Repeat each line of the material below exactly as it appears, minus any pictures.

--- begin The data ---

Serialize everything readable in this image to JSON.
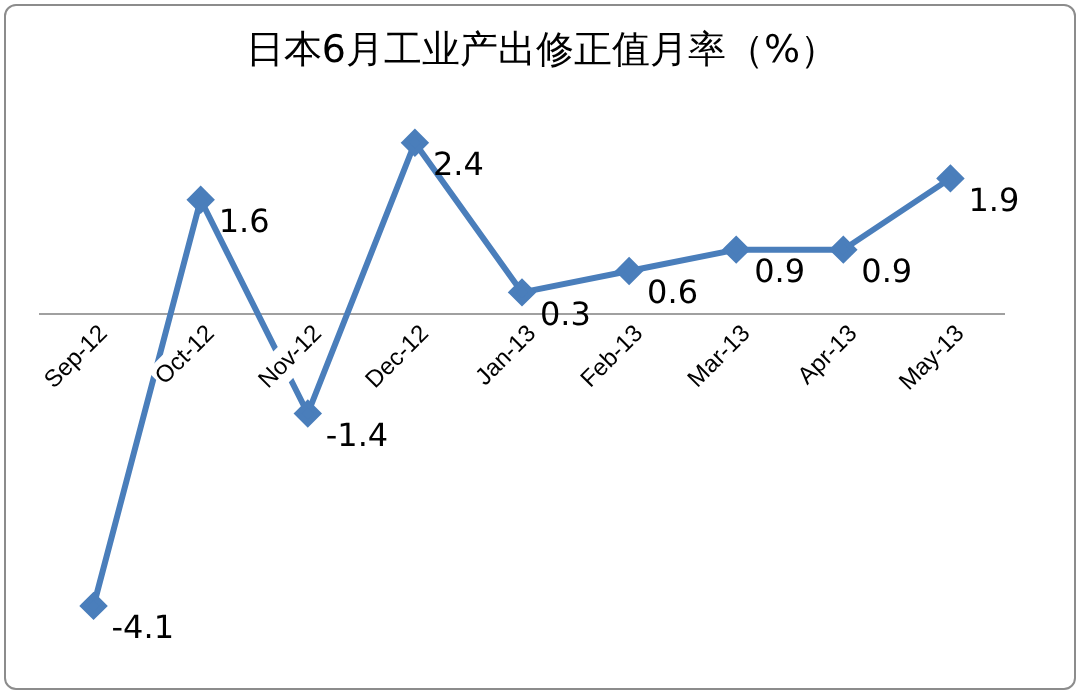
{
  "chart_data": {
    "type": "line",
    "title": "日本6月工业产出修正值月率（%）",
    "categories": [
      "Sep-12",
      "Oct-12",
      "Nov-12",
      "Dec-12",
      "Jan-13",
      "Feb-13",
      "Mar-13",
      "Apr-13",
      "May-13"
    ],
    "series": [
      {
        "color": "#4a7ebb",
        "values": [
          -4.1,
          1.6,
          -1.4,
          2.4,
          0.3,
          0.6,
          0.9,
          0.9,
          1.9
        ]
      }
    ],
    "data_labels": true,
    "marker": "diamond",
    "line_style": "solid",
    "grid": false,
    "legend": false
  }
}
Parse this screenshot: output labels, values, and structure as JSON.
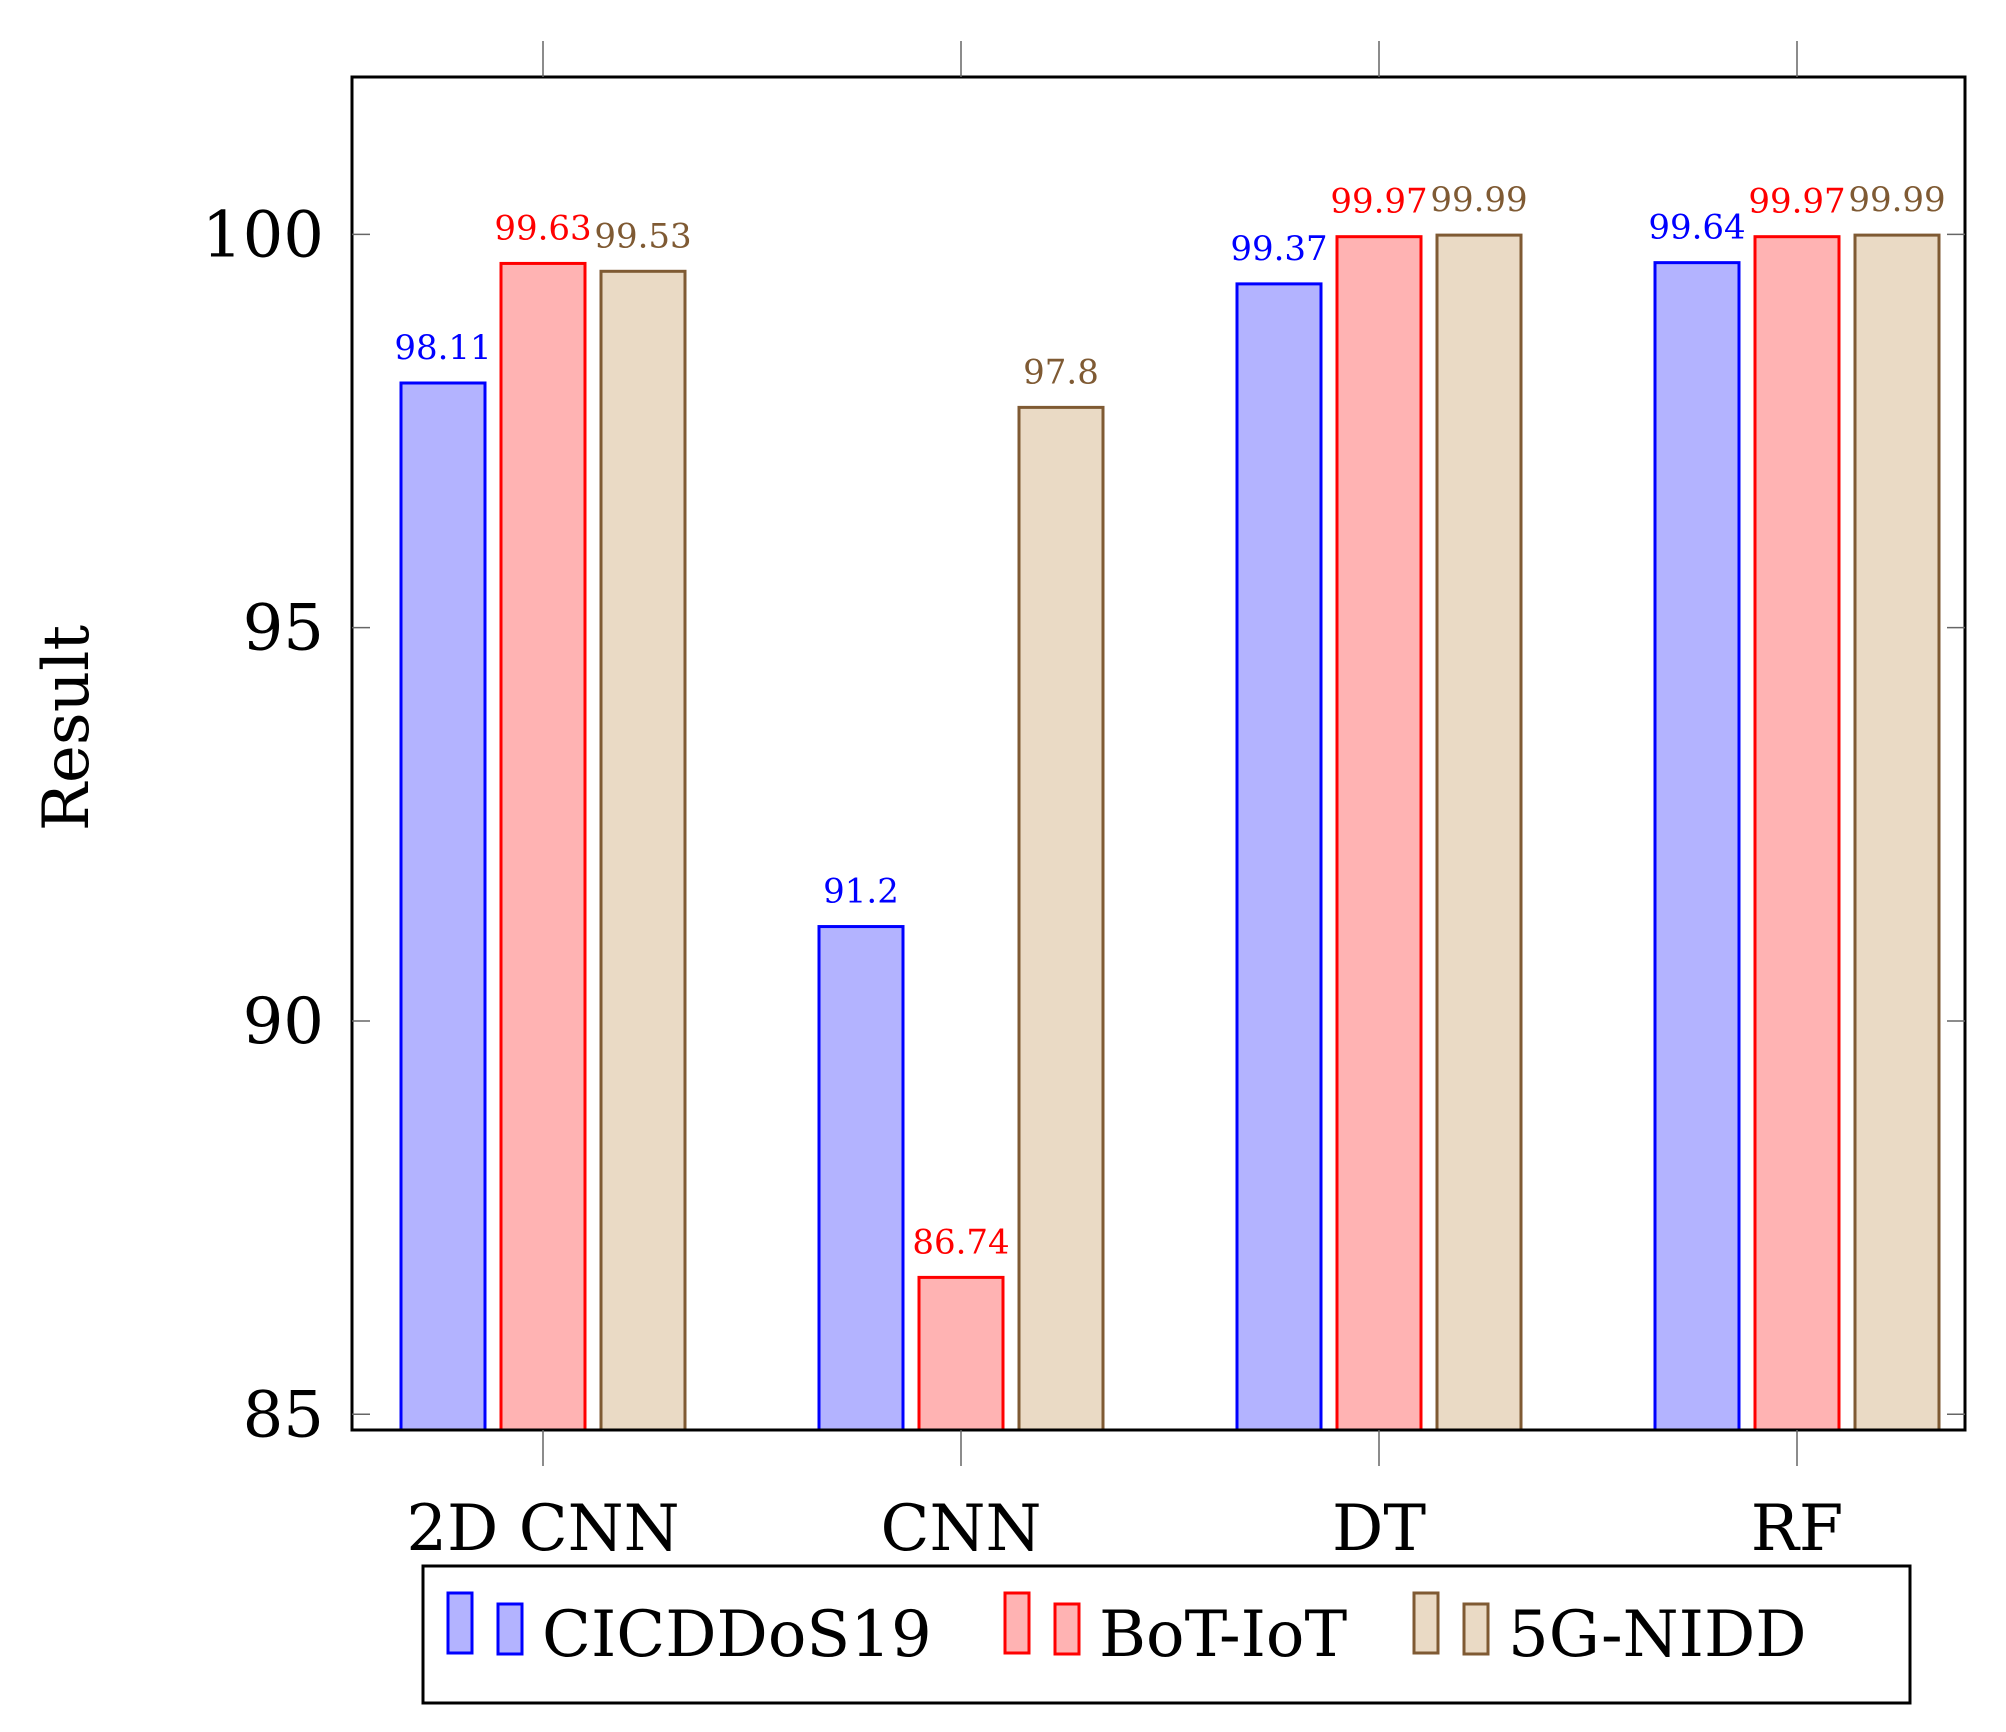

--- end The data ---

Exercise output –
Serialize everything readable in this image to JSON.
{
  "chart_data": {
    "type": "line",
    "title": "日本6月工业产出修正值月率（%）",
    "categories": [
      "Sep-12",
      "Oct-12",
      "Nov-12",
      "Dec-12",
      "Jan-13",
      "Feb-13",
      "Mar-13",
      "Apr-13",
      "May-13"
    ],
    "series": [
      {
        "color": "#4a7ebb",
        "values": [
          -4.1,
          1.6,
          -1.4,
          2.4,
          0.3,
          0.6,
          0.9,
          0.9,
          1.9
        ]
      }
    ],
    "data_labels": true,
    "marker": "diamond",
    "line_style": "solid",
    "grid": false,
    "legend": false
  }
}
Parse this screenshot: output labels, values, and structure as JSON.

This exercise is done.